- What to do
Below are the records. List every line holding the word "asegurarse".

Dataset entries
⁂

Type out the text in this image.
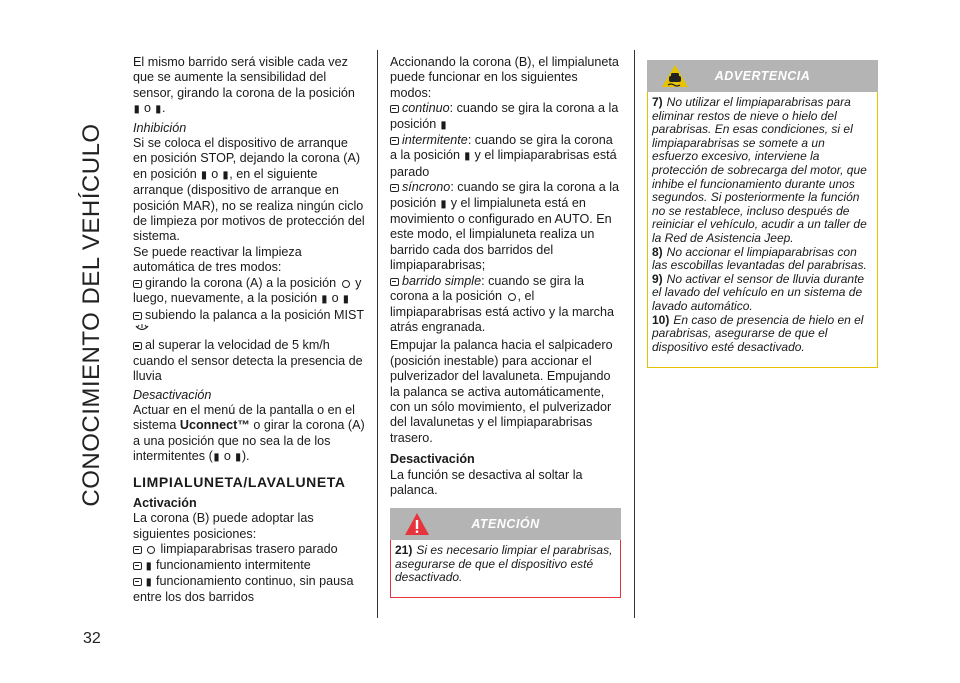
CONOCIMIENTO DEL VEHÍCULO
32

El mismo barrido será visible cada vez que se aumente la sensibilidad del sensor, girando la corona de la posición ▮ o ▮.

Inhibición

Si se coloca el dispositivo de arranque en posición STOP, dejando la corona (A) en posición ▮ o ▮, en el siguiente arranque (dispositivo de arranque en posición MAR), no se realiza ningún ciclo de limpieza por motivos de protección del sistema.

Se puede reactivar la limpieza automática de tres modos:

girando la corona (A) a la posición y luego, nuevamente, a la posición ▮ o ▮

subiendo la palanca a la posición MIST

al superar la velocidad de 5 km/h cuando el sensor detecta la presencia de lluvia

Desactivación

Actuar en el menú de la pantalla o en el sistema Uconnect™ o girar la corona (A) a una posición que no sea la de los intermitentes (▮ o ▮).

LIMPIALUNETA/LAVALUNETA

Activación

La corona (B) puede adoptar las siguientes posiciones:

limpiaparabrisas trasero parado

▮ funcionamiento intermitente

▮ funcionamiento continuo, sin pausa entre los dos barridos

Accionando la corona (B), el limpialuneta puede funcionar en los siguientes modos:

continuo: cuando se gira la corona a la posición ▮

intermitente: cuando se gira la corona a la posición ▮ y el limpiaparabrisas está parado

síncrono: cuando se gira la corona a la posición ▮ y el limpialuneta está en movimiento o configurado en AUTO. En este modo, el limpialuneta realiza un barrido cada dos barridos del limpiaparabrisas;

barrido simple: cuando se gira la corona a la posición , el limpiaparabrisas está activo y la marcha atrás engranada.

Empujar la palanca hacia el salpicadero (posición inestable) para accionar el pulverizador del lavaluneta. Empujando la palanca se activa automáticamente, con un sólo movimiento, el pulverizador del lavalunetas y el limpiaparabrisas trasero.

Desactivación

La función se desactiva al soltar la palanca.

ATENCIÓN

21) Si es necesario limpiar el parabrisas, asegurarse de que el dispositivo esté desactivado.

ADVERTENCIA

7) No utilizar el limpiaparabrisas para eliminar restos de nieve o hielo del parabrisas. En esas condiciones, si el limpiaparabrisas se somete a un esfuerzo excesivo, interviene la protección de sobrecarga del motor, que inhibe el funcionamiento durante unos segundos. Si posteriormente la función no se restablece, incluso después de reiniciar el vehículo, acudir a un taller de la Red de Asistencia Jeep.

8) No accionar el limpiaparabrisas con las escobillas levantadas del parabrisas.

9) No activar el sensor de lluvia durante el lavado del vehículo en un sistema de lavado automático.

10) En caso de presencia de hielo en el parabrisas, asegurarse de que el dispositivo esté desactivado.
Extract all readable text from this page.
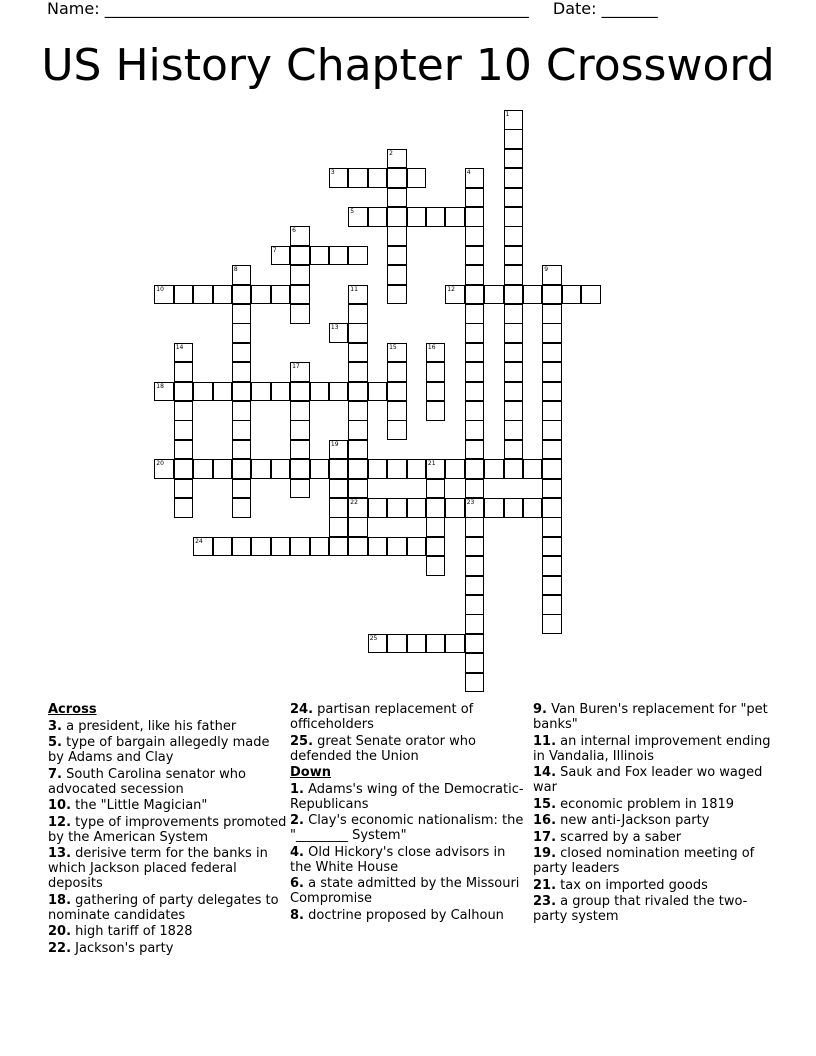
Name: _____________________________________________________ Date: _______
US History Chapter 10 Crossword
1
2
3	4
5
6
7
8	9
10	11	12
13
14	15	16
17
18
19
20	21
22	23
24
25

Across

3. a president, like his father

5. type of bargain allegedly made by Adams and Clay

7. South Carolina senator who advocated secession

10. the "Little Magician"

12. type of improvements promoted by the American System

13. derisive term for the banks in which Jackson placed federal deposits

18. gathering of party delegates to nominate candidates

20. high tariff of 1828

22. Jackson's party

24. partisan replacement of officeholders

25. great Senate orator who defended the Union

Down

1. Adams's wing of the Democratic-Republicans

2. Clay's economic nationalism: the "________ System"

4. Old Hickory's close advisors in the White House

6. a state admitted by the Missouri Compromise

8. doctrine proposed by Calhoun

9. Van Buren's replacement for "pet banks"

11. an internal improvement ending in Vandalia, Illinois

14. Sauk and Fox leader wo waged war

15. economic problem in 1819

16. new anti-Jackson party

17. scarred by a saber

19. closed nomination meeting of party leaders

21. tax on imported goods

23. a group that rivaled the two-party system
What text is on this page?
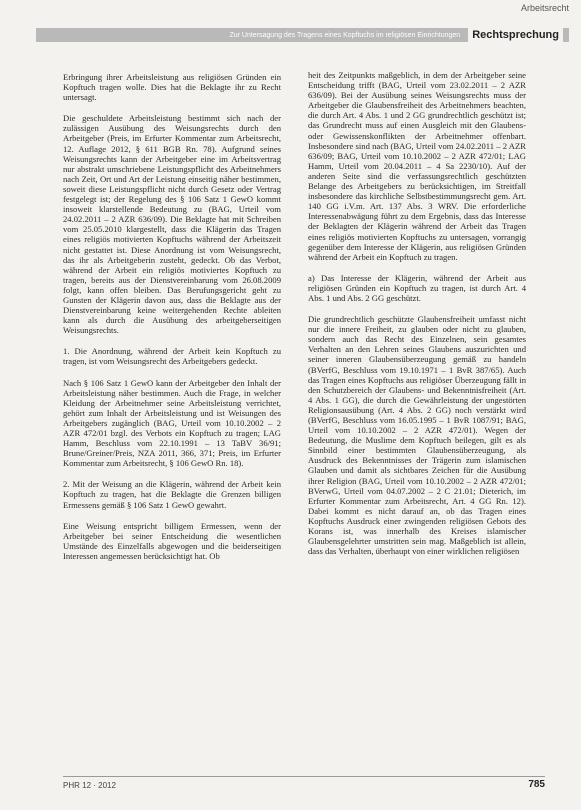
Arbeitsrecht
Zur Untersagung des Tragens eines Kopftuchs im religiösen Einrichtungen	Rechtsprechung

Erbringung ihrer Arbeitsleistung aus religiösen Gründen ein Kopftuch tragen wolle. Dies hat die Beklagte ihr zu Recht untersagt.

Die geschuldete Arbeitsleistung bestimmt sich nach der zulässigen Ausübung des Weisungsrechts durch den Arbeitgeber (Preis, im Erfurter Kommentar zum Arbeitsrecht, 12. Auflage 2012, § 611 BGB Rn. 78). Aufgrund seines Weisungsrechts kann der Arbeitgeber eine im Arbeitsvertrag nur abstrakt umschriebene Leistungspflicht des Arbeitnehmers nach Zeit, Ort und Art der Leistung einseitig näher bestimmen, soweit diese Leistungspflicht nicht durch Gesetz oder Vertrag festgelegt ist; der Regelung des § 106 Satz 1 GewO kommt insoweit klarstellende Bedeutung zu (BAG, Urteil vom 24.02.2011 – 2 AZR 636/09). Die Beklagte hat mit Schreiben vom 25.05.2010 klargestellt, dass die Klägerin das Tragen eines religiös motivierten Kopftuchs während der Arbeitszeit nicht gestattet ist. Diese Anordnung ist vom Weisungsrecht, das ihr als Arbeitgeberin zusteht, gedeckt. Ob das Verbot, während der Arbeit ein religiös motiviertes Kopftuch zu tragen, bereits aus der Dienstvereinbarung vom 26.08.2009 folgt, kann offen bleiben. Das Berufungsgericht geht zu Gunsten der Klägerin davon aus, dass die Beklagte aus der Dienstvereinbarung keine weitergehenden Rechte ableiten kann als durch die Ausübung des arbeitgeberseitigen Weisungsrechts.

1. Die Anordnung, während der Arbeit kein Kopftuch zu tragen, ist vom Weisungsrecht des Arbeitgebers gedeckt.

Nach § 106 Satz 1 GewO kann der Arbeitgeber den Inhalt der Arbeitsleistung näher bestimmen. Auch die Frage, in welcher Kleidung der Arbeitnehmer seine Arbeitsleistung verrichtet, gehört zum Inhalt der Arbeitsleistung und ist Weisungen des Arbeitgebers zugänglich (BAG, Urteil vom 10.10.2002 – 2 AZR 472/01 bzgl. des Verbots ein Kopftuch zu tragen; LAG Hamm, Beschluss vom 22.10.1991 – 13 TaBV 36/91; Brune/Greiner/Preis, NZA 2011, 366, 371; Preis, im Erfurter Kommentar zum Arbeitsrecht, § 106 GewO Rn. 18).

2. Mit der Weisung an die Klägerin, während der Arbeit kein Kopftuch zu tragen, hat die Beklagte die Grenzen billigen Ermessens gemäß § 106 Satz 1 GewO gewahrt.

Eine Weisung entspricht billigem Ermessen, wenn der Arbeitgeber bei seiner Entscheidung die wesentlichen Umstände des Einzelfalls abgewogen und die beiderseitigen Interessen angemessen berücksichtigt hat. Ob

heit des Zeitpunkts maßgeblich, in dem der Arbeitgeber seine Entscheidung trifft (BAG, Urteil vom 23.02.2011 – 2 AZR 636/09). Bei der Ausübung seines Weisungsrechts muss der Arbeitgeber die Glaubensfreiheit des Arbeitnehmers beachten, die durch Art. 4 Abs. 1 und 2 GG grundrechtlich geschützt ist; das Grundrecht muss auf einen Ausgleich mit den Glaubens- oder Gewissenskonflikten der Arbeitnehmer offenbart. Insbesondere sind nach (BAG, Urteil vom 24.02.2011 – 2 AZR 636/09; BAG, Urteil vom 10.10.2002 – 2 AZR 472/01; LAG Hamm, Urteil vom 20.04.2011 – 4 Sa 2230/10). Auf der anderen Seite sind die verfassungsrechtlich geschützten Belange des Arbeitgebers zu berücksichtigen, im Streitfall insbesondere das kirchliche Selbstbestimmungsrecht gem. Art. 140 GG i.V.m. Art. 137 Abs. 3 WRV. Die erforderliche Interessenabwägung führt zu dem Ergebnis, dass das Interesse der Beklagten der Klägerin während der Arbeit das Tragen eines religiös motivierten Kopftuchs zu untersagen, vorrangig gegenüber dem Interesse der Klägerin, aus religiösen Gründen während der Arbeit ein Kopftuch zu tragen.

a) Das Interesse der Klägerin, während der Arbeit aus religiösen Gründen ein Kopftuch zu tragen, ist durch Art. 4 Abs. 1 und Abs. 2 GG geschützt.

Die grundrechtlich geschützte Glaubensfreiheit umfasst nicht nur die innere Freiheit, zu glauben oder nicht zu glauben, sondern auch das Recht des Einzelnen, sein gesamtes Verhalten an den Lehren seines Glaubens auszurichten und seiner inneren Glaubensüberzeugung gemäß zu handeln (BVerfG, Beschluss vom 19.10.1971 – 1 BvR 387/65). Auch das Tragen eines Kopftuchs aus religiöser Überzeugung fällt in den Schutzbereich der Glaubens- und Bekenntnisfreiheit (Art. 4 Abs. 1 GG), die durch die Gewährleistung der ungestörten Religionsausübung (Art. 4 Abs. 2 GG) noch verstärkt wird (BVerfG, Beschluss vom 16.05.1995 – 1 BvR 1087/91; BAG, Urteil vom 10.10.2002 – 2 AZR 472/01). Wegen der Bedeutung, die Muslime dem Kopftuch beilegen, gilt es als Sinnbild einer bestimmten Glaubensüberzeugung, als Ausdruck des Bekenntnisses der Trägerin zum islamischen Glauben und damit als sichtbares Zeichen für die Ausübung ihrer Religion (BAG, Urteil vom 10.10.2002 – 2 AZR 472/01; BVerwG, Urteil vom 04.07.2002 – 2 C 21.01; Dieterich, im Erfurter Kommentar zum Arbeitsrecht, Art. 4 GG Rn. 12). Dabei kommt es nicht darauf an, ob das Tragen eines Kopftuchs Ausdruck einer zwingenden religiösen Gebots des Korans ist, was innerhalb des Kreises islamischer Glaubensgelehrter umstritten sein mag. Maßgeblich ist allein, dass das Verhalten, überhaupt von einer wirklichen religiösen

PHR 12 · 2012	785
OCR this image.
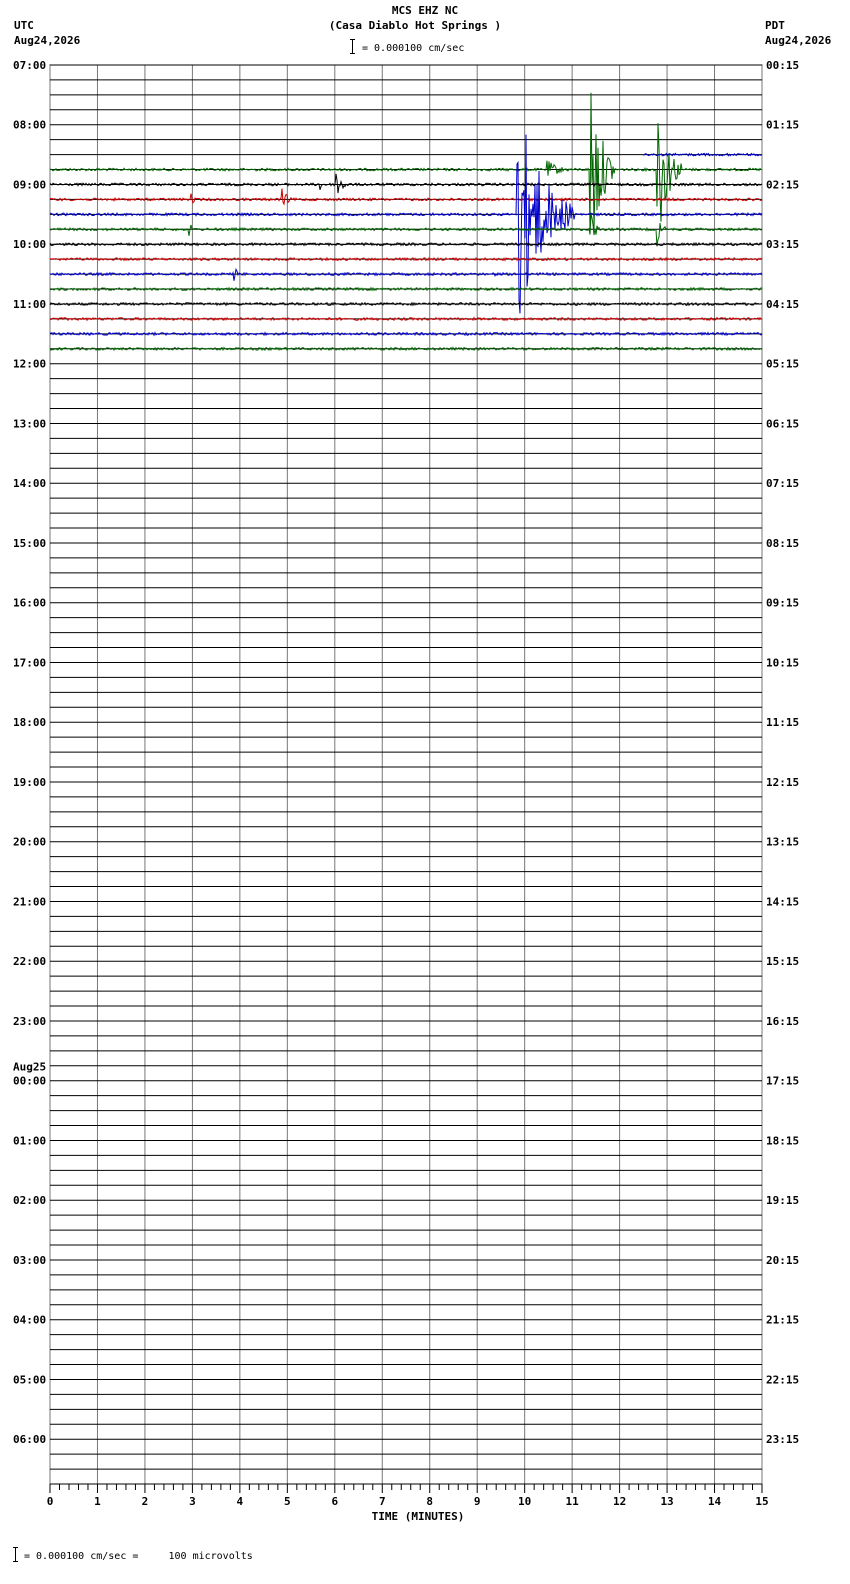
0	1	2	3	4	5	6	7	8	9	10	11	12	13	14	15
TIME (MINUTES)
07:00
08:00
09:00
10:00
11:00
12:00
13:00
14:00
15:00
16:00
17:00
18:00
19:00
20:00
21:00
22:00
23:00
00:00
Aug25
01:00
02:00
03:00
04:00
05:00
06:00
00:15
01:15
02:15
03:15
04:15
05:15
06:15
07:15
08:15
09:15
10:15
11:15
12:15
13:15
14:15
15:15
16:15
17:15
18:15
19:15
20:15
21:15
22:15
23:15
MCS EHZ NC
(Casa Diablo Hot Springs )
= 0.000100 cm/sec
UTC
Aug24,2026
PDT
Aug24,2026
= 0.000100 cm/sec =     100 microvolts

⁂

- Written answer
21) Si es necesario limpiar el parabrisas, asegurarse de que el dispositivo esté desactivado.
10) En caso de presencia de hielo en el parabrisas, asegurarse de que el dispositivo esté desactivado.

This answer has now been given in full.